>> BEGIN GIVEN RECORDS
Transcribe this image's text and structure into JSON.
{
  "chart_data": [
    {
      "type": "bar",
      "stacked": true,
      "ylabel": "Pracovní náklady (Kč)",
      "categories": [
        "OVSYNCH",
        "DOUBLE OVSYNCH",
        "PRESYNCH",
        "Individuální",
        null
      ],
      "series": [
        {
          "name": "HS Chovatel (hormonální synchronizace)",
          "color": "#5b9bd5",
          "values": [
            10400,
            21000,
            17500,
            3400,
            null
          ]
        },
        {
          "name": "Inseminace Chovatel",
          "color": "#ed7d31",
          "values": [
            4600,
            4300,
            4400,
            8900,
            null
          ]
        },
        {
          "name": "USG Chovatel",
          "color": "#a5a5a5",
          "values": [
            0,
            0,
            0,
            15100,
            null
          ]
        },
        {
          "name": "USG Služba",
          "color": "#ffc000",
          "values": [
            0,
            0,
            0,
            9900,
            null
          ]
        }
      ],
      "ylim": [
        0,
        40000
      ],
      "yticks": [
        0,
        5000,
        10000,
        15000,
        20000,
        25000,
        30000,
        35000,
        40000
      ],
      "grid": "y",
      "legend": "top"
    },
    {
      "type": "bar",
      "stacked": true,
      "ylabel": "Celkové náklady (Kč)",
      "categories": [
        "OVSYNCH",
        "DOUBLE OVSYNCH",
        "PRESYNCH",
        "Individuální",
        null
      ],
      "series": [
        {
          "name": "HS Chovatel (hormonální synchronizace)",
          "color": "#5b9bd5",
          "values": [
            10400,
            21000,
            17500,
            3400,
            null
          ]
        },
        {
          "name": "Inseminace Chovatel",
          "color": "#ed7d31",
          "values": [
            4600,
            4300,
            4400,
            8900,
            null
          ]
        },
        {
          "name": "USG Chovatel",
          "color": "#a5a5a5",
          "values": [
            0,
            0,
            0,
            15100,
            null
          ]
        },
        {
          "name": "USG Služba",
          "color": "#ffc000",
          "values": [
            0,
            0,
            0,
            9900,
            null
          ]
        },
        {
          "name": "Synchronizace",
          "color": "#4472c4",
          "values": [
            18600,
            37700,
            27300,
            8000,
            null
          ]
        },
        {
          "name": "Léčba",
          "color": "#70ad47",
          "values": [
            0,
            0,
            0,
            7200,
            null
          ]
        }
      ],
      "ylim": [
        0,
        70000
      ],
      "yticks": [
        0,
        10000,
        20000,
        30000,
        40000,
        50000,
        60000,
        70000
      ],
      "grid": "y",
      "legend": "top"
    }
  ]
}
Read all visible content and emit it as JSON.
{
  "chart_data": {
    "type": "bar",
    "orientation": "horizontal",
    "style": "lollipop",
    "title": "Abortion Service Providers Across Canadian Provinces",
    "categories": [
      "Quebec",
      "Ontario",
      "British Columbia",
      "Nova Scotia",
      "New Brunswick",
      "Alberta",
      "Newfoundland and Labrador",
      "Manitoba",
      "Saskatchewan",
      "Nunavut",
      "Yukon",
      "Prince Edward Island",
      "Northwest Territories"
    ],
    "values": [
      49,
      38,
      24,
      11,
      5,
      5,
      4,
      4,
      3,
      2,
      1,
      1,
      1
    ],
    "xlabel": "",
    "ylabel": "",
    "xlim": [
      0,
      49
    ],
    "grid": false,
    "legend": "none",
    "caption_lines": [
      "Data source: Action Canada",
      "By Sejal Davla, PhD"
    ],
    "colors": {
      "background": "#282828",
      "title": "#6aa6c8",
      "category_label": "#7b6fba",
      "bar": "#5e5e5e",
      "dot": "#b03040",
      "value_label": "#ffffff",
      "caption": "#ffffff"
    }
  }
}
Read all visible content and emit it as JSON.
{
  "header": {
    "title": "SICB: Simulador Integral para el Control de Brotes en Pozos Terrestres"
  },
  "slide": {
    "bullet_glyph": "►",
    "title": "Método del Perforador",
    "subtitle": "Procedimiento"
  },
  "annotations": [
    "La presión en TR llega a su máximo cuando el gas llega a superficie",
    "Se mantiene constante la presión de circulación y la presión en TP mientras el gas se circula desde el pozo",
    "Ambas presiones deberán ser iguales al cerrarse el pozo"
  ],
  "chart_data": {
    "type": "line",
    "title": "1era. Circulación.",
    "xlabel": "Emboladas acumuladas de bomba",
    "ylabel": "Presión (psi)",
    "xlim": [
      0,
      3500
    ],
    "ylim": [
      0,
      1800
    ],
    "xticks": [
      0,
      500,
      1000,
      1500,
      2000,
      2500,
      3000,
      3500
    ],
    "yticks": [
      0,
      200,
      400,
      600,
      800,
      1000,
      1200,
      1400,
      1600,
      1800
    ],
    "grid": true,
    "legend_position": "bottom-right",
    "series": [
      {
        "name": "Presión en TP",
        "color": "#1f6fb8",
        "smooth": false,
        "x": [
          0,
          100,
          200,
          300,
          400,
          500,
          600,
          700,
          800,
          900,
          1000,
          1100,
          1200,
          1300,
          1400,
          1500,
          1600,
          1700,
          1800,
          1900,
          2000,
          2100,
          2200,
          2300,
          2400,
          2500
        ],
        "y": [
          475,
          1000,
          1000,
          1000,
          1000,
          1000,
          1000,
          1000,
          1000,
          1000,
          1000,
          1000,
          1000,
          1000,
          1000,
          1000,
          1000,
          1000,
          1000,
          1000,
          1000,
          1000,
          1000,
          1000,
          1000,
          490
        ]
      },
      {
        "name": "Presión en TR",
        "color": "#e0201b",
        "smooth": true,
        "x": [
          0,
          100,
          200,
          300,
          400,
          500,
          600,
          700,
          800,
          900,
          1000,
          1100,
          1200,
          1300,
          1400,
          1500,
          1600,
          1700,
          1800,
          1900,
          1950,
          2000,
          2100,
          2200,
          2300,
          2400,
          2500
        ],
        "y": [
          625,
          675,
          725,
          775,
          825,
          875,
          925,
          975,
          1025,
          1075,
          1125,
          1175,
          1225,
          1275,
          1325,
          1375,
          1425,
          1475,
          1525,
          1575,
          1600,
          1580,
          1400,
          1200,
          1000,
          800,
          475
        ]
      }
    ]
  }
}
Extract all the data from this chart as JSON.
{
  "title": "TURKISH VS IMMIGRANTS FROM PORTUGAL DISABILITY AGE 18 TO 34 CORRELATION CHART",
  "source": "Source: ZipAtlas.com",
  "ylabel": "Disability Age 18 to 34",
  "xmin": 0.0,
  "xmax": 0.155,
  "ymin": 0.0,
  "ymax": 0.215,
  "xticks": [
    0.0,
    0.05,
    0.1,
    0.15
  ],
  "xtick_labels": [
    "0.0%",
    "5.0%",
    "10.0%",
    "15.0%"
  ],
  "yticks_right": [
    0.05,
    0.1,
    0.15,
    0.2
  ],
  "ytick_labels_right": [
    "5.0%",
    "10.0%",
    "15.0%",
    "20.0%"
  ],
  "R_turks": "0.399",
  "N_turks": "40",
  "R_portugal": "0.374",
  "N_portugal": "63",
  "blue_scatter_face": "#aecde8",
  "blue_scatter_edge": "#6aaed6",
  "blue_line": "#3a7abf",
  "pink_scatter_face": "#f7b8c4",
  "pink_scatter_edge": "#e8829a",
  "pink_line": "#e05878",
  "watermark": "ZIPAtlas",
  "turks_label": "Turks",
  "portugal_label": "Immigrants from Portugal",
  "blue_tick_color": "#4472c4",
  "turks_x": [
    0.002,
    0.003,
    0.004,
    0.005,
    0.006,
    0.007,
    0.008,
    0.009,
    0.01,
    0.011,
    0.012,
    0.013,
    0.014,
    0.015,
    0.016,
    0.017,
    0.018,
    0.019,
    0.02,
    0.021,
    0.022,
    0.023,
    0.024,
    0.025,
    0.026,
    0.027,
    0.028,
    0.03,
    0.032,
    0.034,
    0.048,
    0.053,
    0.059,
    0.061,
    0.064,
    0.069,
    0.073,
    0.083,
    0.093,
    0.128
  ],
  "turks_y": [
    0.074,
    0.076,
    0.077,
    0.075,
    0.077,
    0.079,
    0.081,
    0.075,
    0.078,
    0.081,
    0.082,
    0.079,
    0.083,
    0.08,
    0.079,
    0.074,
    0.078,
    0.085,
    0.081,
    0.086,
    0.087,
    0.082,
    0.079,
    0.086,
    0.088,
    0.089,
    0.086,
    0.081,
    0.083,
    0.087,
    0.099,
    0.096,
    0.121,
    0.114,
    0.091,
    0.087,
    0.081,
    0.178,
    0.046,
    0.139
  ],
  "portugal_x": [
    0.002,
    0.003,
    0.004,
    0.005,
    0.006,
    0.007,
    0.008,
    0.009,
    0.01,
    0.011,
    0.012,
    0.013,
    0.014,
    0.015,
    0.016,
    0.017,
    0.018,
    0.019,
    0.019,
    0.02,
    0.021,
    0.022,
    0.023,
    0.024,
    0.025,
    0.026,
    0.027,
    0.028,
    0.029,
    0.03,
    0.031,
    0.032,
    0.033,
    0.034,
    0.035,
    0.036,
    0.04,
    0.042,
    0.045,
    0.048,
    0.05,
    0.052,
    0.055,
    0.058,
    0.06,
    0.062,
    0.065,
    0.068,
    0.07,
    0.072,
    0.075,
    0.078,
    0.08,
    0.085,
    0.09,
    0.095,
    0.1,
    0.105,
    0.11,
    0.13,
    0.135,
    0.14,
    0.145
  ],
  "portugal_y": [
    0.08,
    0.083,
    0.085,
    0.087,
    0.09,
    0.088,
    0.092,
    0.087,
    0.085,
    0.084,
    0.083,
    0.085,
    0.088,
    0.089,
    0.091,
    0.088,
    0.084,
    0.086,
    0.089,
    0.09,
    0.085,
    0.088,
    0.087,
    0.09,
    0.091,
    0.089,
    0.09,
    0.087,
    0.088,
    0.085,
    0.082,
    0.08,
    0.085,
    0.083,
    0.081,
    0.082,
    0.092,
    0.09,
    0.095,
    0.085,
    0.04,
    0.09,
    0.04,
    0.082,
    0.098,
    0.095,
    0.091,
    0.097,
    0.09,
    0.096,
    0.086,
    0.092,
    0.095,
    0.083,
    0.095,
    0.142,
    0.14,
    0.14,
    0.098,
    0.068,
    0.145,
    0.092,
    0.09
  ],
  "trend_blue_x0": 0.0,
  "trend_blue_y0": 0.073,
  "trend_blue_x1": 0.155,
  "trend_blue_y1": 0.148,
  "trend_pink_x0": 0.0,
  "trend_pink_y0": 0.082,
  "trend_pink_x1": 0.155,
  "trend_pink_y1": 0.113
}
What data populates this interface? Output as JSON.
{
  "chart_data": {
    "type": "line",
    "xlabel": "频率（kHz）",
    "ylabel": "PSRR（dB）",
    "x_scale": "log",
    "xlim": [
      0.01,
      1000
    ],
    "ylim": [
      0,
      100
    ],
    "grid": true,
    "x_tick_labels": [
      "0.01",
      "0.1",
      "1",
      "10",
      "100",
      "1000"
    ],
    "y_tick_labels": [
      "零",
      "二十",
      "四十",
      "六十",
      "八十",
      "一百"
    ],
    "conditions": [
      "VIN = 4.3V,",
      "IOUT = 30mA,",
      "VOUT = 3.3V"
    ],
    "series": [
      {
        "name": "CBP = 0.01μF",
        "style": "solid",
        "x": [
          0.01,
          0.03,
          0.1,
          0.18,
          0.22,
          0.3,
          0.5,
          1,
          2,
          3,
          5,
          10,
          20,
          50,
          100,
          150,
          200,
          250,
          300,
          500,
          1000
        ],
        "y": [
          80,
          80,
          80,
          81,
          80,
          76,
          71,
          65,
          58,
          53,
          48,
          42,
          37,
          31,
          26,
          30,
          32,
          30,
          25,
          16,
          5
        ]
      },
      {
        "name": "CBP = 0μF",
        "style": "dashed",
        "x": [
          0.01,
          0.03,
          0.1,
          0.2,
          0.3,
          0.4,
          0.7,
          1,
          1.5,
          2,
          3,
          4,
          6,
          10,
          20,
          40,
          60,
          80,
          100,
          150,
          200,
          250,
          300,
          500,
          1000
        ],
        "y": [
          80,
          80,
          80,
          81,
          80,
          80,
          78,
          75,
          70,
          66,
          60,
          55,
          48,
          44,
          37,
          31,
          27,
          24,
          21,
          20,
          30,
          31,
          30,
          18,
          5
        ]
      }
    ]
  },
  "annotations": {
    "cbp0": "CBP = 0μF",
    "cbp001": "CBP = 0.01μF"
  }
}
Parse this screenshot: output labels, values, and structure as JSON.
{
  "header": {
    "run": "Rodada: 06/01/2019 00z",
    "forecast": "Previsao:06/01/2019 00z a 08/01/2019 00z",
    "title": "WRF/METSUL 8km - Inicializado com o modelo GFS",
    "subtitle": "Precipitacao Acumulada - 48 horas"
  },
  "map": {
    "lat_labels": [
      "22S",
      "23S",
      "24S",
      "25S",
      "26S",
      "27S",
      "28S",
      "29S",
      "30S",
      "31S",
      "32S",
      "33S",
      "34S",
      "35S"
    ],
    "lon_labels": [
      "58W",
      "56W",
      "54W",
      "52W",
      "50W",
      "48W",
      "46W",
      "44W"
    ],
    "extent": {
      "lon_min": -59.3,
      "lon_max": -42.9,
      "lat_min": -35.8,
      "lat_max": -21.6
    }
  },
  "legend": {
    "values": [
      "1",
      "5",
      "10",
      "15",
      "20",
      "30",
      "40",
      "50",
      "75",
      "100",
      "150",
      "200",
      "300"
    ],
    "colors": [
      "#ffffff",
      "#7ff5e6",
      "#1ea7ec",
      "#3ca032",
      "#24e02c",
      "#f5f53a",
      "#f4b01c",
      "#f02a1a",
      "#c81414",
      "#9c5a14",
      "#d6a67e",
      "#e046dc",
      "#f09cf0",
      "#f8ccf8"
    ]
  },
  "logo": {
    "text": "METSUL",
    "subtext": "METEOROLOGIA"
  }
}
>> END GIVEN RECORDS
[GIVEN EXERCISE] Extract every line from the one containing "Parse this screenshot: output" to the end of the entries, including both of those lines, exactly as given and with nothing added.

[EXERCISE SOLUTION]
Parse this screenshot: output labels, values, and structure as JSON.
{
  "header": {
    "run": "Rodada: 06/01/2019 00z",
    "forecast": "Previsao:06/01/2019 00z a 08/01/2019 00z",
    "title": "WRF/METSUL 8km - Inicializado com o modelo GFS",
    "subtitle": "Precipitacao Acumulada - 48 horas"
  },
  "map": {
    "lat_labels": [
      "22S",
      "23S",
      "24S",
      "25S",
      "26S",
      "27S",
      "28S",
      "29S",
      "30S",
      "31S",
      "32S",
      "33S",
      "34S",
      "35S"
    ],
    "lon_labels": [
      "58W",
      "56W",
      "54W",
      "52W",
      "50W",
      "48W",
      "46W",
      "44W"
    ],
    "extent": {
      "lon_min": -59.3,
      "lon_max": -42.9,
      "lat_min": -35.8,
      "lat_max": -21.6
    }
  },
  "legend": {
    "values": [
      "1",
      "5",
      "10",
      "15",
      "20",
      "30",
      "40",
      "50",
      "75",
      "100",
      "150",
      "200",
      "300"
    ],
    "colors": [
      "#ffffff",
      "#7ff5e6",
      "#1ea7ec",
      "#3ca032",
      "#24e02c",
      "#f5f53a",
      "#f4b01c",
      "#f02a1a",
      "#c81414",
      "#9c5a14",
      "#d6a67e",
      "#e046dc",
      "#f09cf0",
      "#f8ccf8"
    ]
  },
  "logo": {
    "text": "METSUL",
    "subtext": "METEOROLOGIA"
  }
}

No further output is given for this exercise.